> [OBJECTIVE]
Return the listing below verbatim. Pictures do not belong in the copy.

Data entries
__________

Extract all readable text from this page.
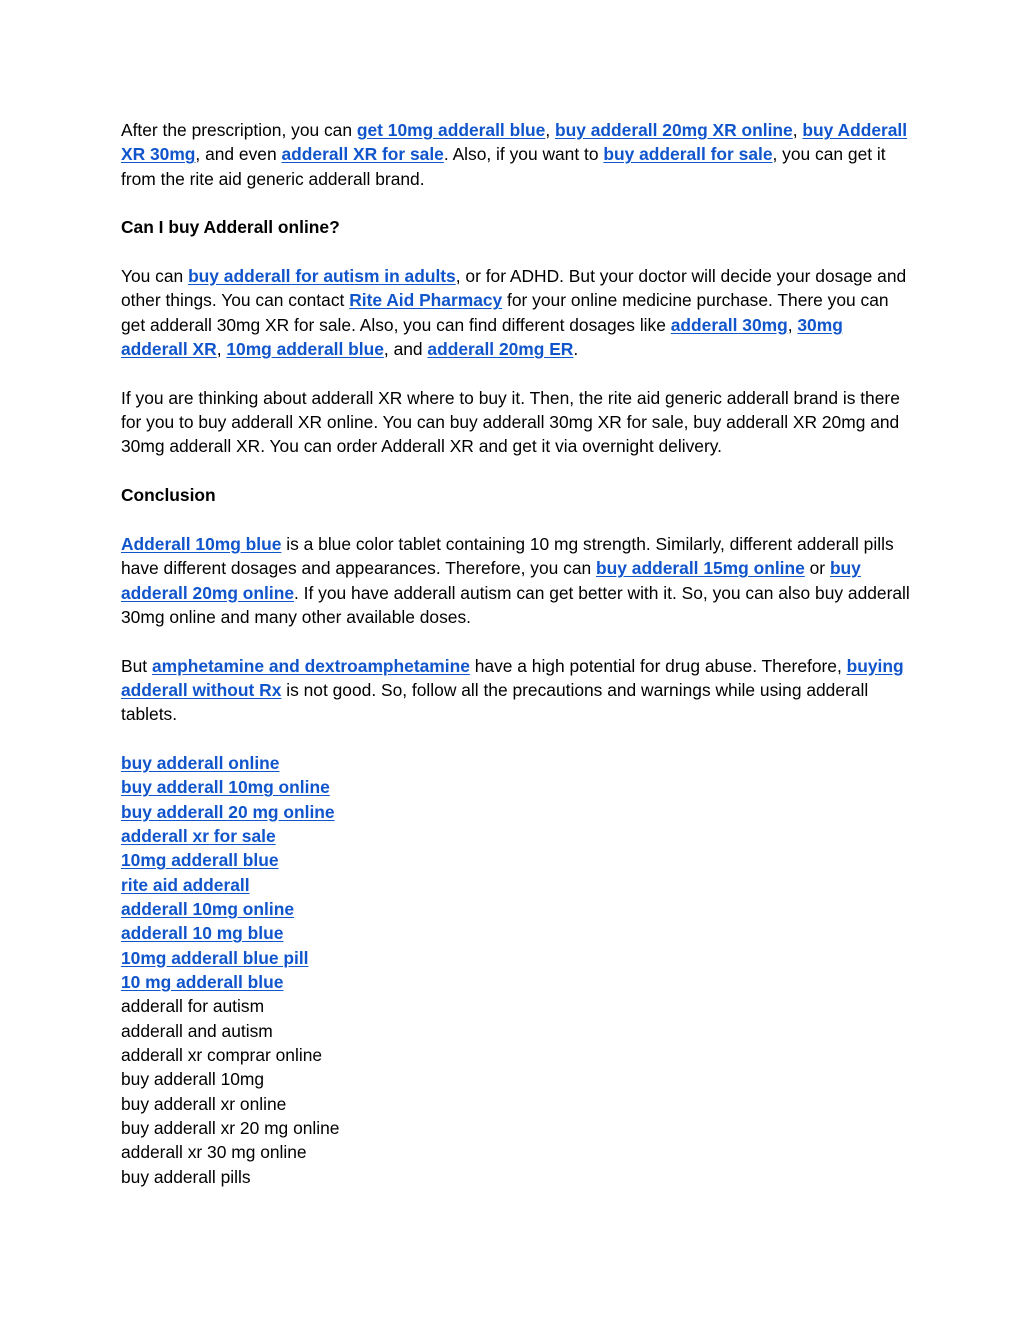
After the prescription, you can get 10mg adderall blue, buy adderall 20mg XR online, buy Adderall XR 30mg, and even adderall XR for sale. Also, if you want to buy adderall for sale, you can get it from the rite aid generic adderall brand.

Can I buy Adderall online?

You can buy adderall for autism in adults, or for ADHD. But your doctor will decide your dosage and other things. You can contact Rite Aid Pharmacy for your online medicine purchase. There you can get adderall 30mg XR for sale. Also, you can find different dosages like adderall 30mg, 30mg adderall XR, 10mg adderall blue, and adderall 20mg ER.

If you are thinking about adderall XR where to buy it. Then, the rite aid generic adderall brand is there for you to buy adderall XR online. You can buy adderall 30mg XR for sale, buy adderall XR 20mg and 30mg adderall XR. You can order Adderall XR and get it via overnight delivery.

Conclusion

Adderall 10mg blue is a blue color tablet containing 10 mg strength. Similarly, different adderall pills have different dosages and appearances. Therefore, you can buy adderall 15mg online or buy adderall 20mg online. If you have adderall autism can get better with it. So, you can also buy adderall 30mg online and many other available doses.

But amphetamine and dextroamphetamine have a high potential for drug abuse. Therefore, buying adderall without Rx is not good. So, follow all the precautions and warnings while using adderall tablets.

buy adderall online
buy adderall 10mg online
buy adderall 20 mg online
adderall xr for sale
10mg adderall blue
rite aid adderall
adderall 10mg online
adderall 10 mg blue
10mg adderall blue pill
10 mg adderall blue
adderall for autism
adderall and autism
adderall xr comprar online
buy adderall 10mg
buy adderall xr online
buy adderall xr 20 mg online
adderall xr 30 mg online
buy adderall pills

__________

> [FULL ANSWER]
Extract all readable text from this page.
After the prescription, you can get 10mg adderall blue, buy adderall 20mg XR online, buy Adderall XR 30mg, and even adderall XR for sale. Also, if you want to buy adderall for sale, you can get it from the rite aid generic adderall brand.

Can I buy Adderall online?

You can buy adderall for autism in adults, or for ADHD. But your doctor will decide your dosage and other things. You can contact Rite Aid Pharmacy for your online medicine purchase. There you can get adderall 30mg XR for sale. Also, you can find different dosages like adderall 30mg, 30mg adderall XR, 10mg adderall blue, and adderall 20mg ER.

If you are thinking about adderall XR where to buy it. Then, the rite aid generic adderall brand is there for you to buy adderall XR online. You can buy adderall 30mg XR for sale, buy adderall XR 20mg and 30mg adderall XR. You can order Adderall XR and get it via overnight delivery.

Conclusion

Adderall 10mg blue is a blue color tablet containing 10 mg strength. Similarly, different adderall pills have different dosages and appearances. Therefore, you can buy adderall 15mg online or buy adderall 20mg online. If you have adderall autism can get better with it. So, you can also buy adderall 30mg online and many other available doses.

But amphetamine and dextroamphetamine have a high potential for drug abuse. Therefore, buying adderall without Rx is not good. So, follow all the precautions and warnings while using adderall tablets.

buy adderall online
buy adderall 10mg online
buy adderall 20 mg online
adderall xr for sale
10mg adderall blue
rite aid adderall
adderall 10mg online
adderall 10 mg blue
10mg adderall blue pill
10 mg adderall blue
adderall for autism
adderall and autism
adderall xr comprar online
buy adderall 10mg
buy adderall xr online
buy adderall xr 20 mg online
adderall xr 30 mg online
buy adderall pills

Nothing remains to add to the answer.